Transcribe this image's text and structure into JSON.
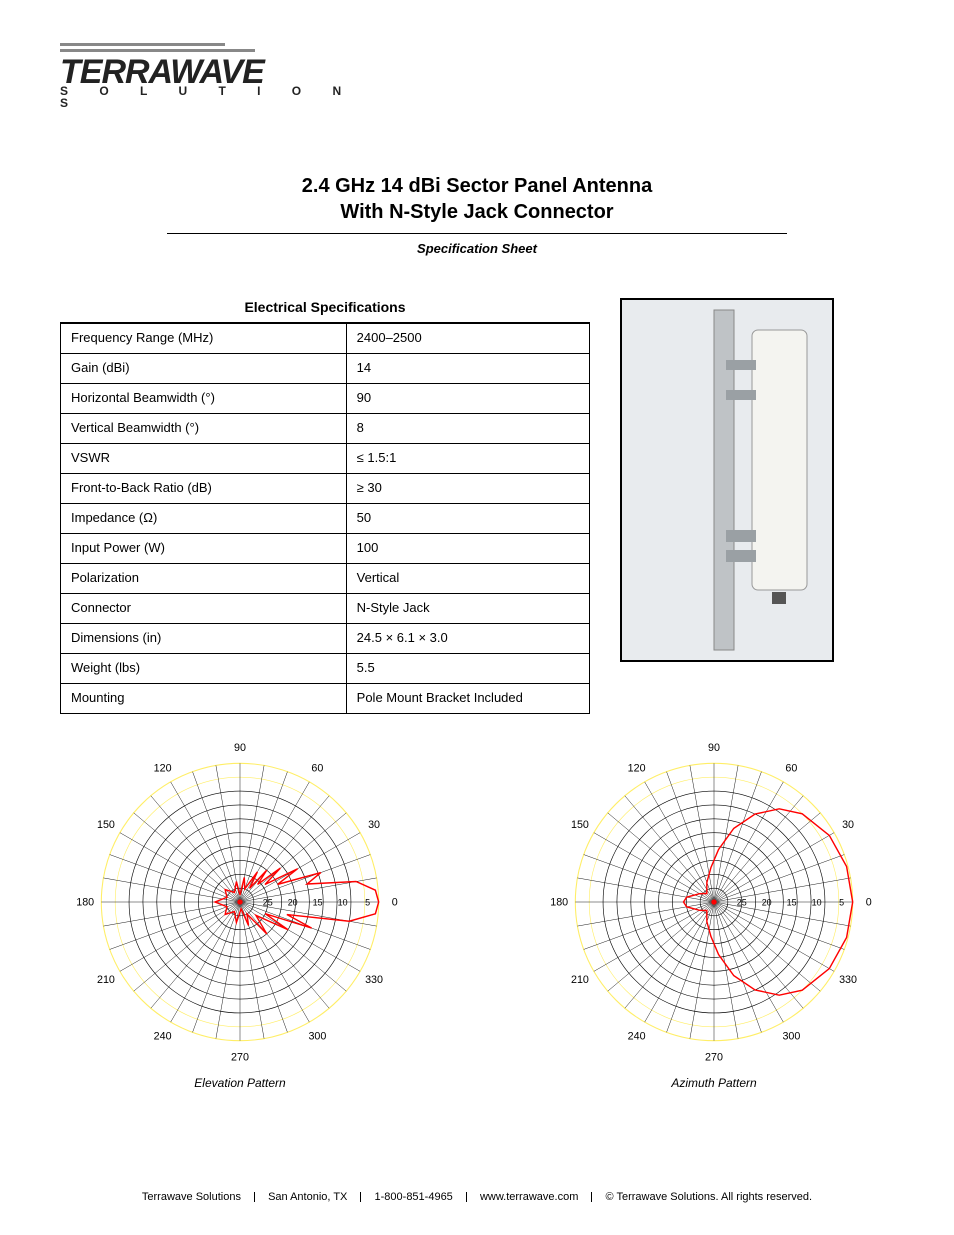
{
  "brand": {
    "name": "TERRAWAVE",
    "sub": "S O L U T I O N S"
  },
  "header": {
    "title_line1": "2.4 GHz 14 dBi Sector Panel Antenna",
    "title_line2": "With N-Style Jack Connector",
    "subtitle": "Specification Sheet"
  },
  "spec_table": {
    "caption": "Electrical Specifications",
    "rows": [
      [
        "Frequency Range (MHz)",
        "2400–2500"
      ],
      [
        "Gain (dBi)",
        "14"
      ],
      [
        "Horizontal Beamwidth (°)",
        "90"
      ],
      [
        "Vertical Beamwidth (°)",
        "8"
      ],
      [
        "VSWR",
        "≤ 1.5:1"
      ],
      [
        "Front-to-Back Ratio (dB)",
        "≥ 30"
      ],
      [
        "Impedance (Ω)",
        "50"
      ],
      [
        "Input Power (W)",
        "100"
      ],
      [
        "Polarization",
        "Vertical"
      ],
      [
        "Connector",
        "N-Style Jack"
      ],
      [
        "Dimensions (in)",
        "24.5 × 6.1 × 3.0"
      ],
      [
        "Weight (lbs)",
        "5.5"
      ],
      [
        "Mounting",
        "Pole Mount Bracket Included"
      ]
    ]
  },
  "polar_elevation": {
    "type": "polar",
    "title": "Elevation Pattern",
    "angle_labels": [
      0,
      30,
      60,
      90,
      120,
      150,
      180,
      210,
      240,
      270,
      300,
      330
    ],
    "radial_labels": [
      5,
      10,
      15,
      20,
      25
    ],
    "grid_color": "#000000",
    "highlight_ring_color": "#ffee66",
    "trace_color": "#ff0000",
    "background": "#ffffff",
    "trace_points_deg_r": [
      [
        0,
        1.0
      ],
      [
        5,
        0.98
      ],
      [
        10,
        0.85
      ],
      [
        15,
        0.5
      ],
      [
        20,
        0.62
      ],
      [
        25,
        0.3
      ],
      [
        30,
        0.48
      ],
      [
        35,
        0.22
      ],
      [
        40,
        0.38
      ],
      [
        45,
        0.18
      ],
      [
        50,
        0.3
      ],
      [
        55,
        0.12
      ],
      [
        60,
        0.25
      ],
      [
        70,
        0.1
      ],
      [
        80,
        0.18
      ],
      [
        90,
        0.05
      ],
      [
        100,
        0.15
      ],
      [
        120,
        0.08
      ],
      [
        140,
        0.14
      ],
      [
        160,
        0.1
      ],
      [
        180,
        0.18
      ],
      [
        200,
        0.1
      ],
      [
        220,
        0.14
      ],
      [
        240,
        0.08
      ],
      [
        260,
        0.15
      ],
      [
        280,
        0.05
      ],
      [
        290,
        0.18
      ],
      [
        300,
        0.1
      ],
      [
        310,
        0.3
      ],
      [
        320,
        0.15
      ],
      [
        330,
        0.4
      ],
      [
        335,
        0.2
      ],
      [
        340,
        0.55
      ],
      [
        345,
        0.35
      ],
      [
        350,
        0.8
      ],
      [
        355,
        0.98
      ]
    ]
  },
  "polar_azimuth": {
    "type": "polar",
    "title": "Azimuth Pattern",
    "angle_labels": [
      0,
      30,
      60,
      90,
      120,
      150,
      180,
      210,
      240,
      270,
      300,
      330
    ],
    "radial_labels": [
      5,
      10,
      15,
      20,
      25
    ],
    "grid_color": "#000000",
    "highlight_ring_color": "#ffee66",
    "trace_color": "#ff0000",
    "background": "#ffffff",
    "trace_points_deg_r": [
      [
        0,
        1.0
      ],
      [
        15,
        0.99
      ],
      [
        30,
        0.96
      ],
      [
        45,
        0.9
      ],
      [
        55,
        0.82
      ],
      [
        65,
        0.7
      ],
      [
        75,
        0.55
      ],
      [
        85,
        0.38
      ],
      [
        95,
        0.25
      ],
      [
        110,
        0.15
      ],
      [
        130,
        0.08
      ],
      [
        150,
        0.12
      ],
      [
        170,
        0.2
      ],
      [
        180,
        0.22
      ],
      [
        190,
        0.2
      ],
      [
        210,
        0.12
      ],
      [
        230,
        0.08
      ],
      [
        250,
        0.15
      ],
      [
        265,
        0.25
      ],
      [
        275,
        0.38
      ],
      [
        285,
        0.55
      ],
      [
        295,
        0.7
      ],
      [
        305,
        0.82
      ],
      [
        315,
        0.9
      ],
      [
        330,
        0.96
      ],
      [
        345,
        0.99
      ]
    ]
  },
  "footer": {
    "company": "Terrawave Solutions",
    "address": "San Antonio, TX",
    "phone": "1-800-851-4965",
    "web": "www.terrawave.com",
    "rights": "© Terrawave Solutions. All rights reserved."
  }
}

* **EXERCISE OBJECTIVE**
Which lines contain the word "Pattern"? Copy each of them.

* **RESPONSE TO THIS EXERCISE**
    "title": "Elevation Pattern",
    "title": "Azimuth Pattern",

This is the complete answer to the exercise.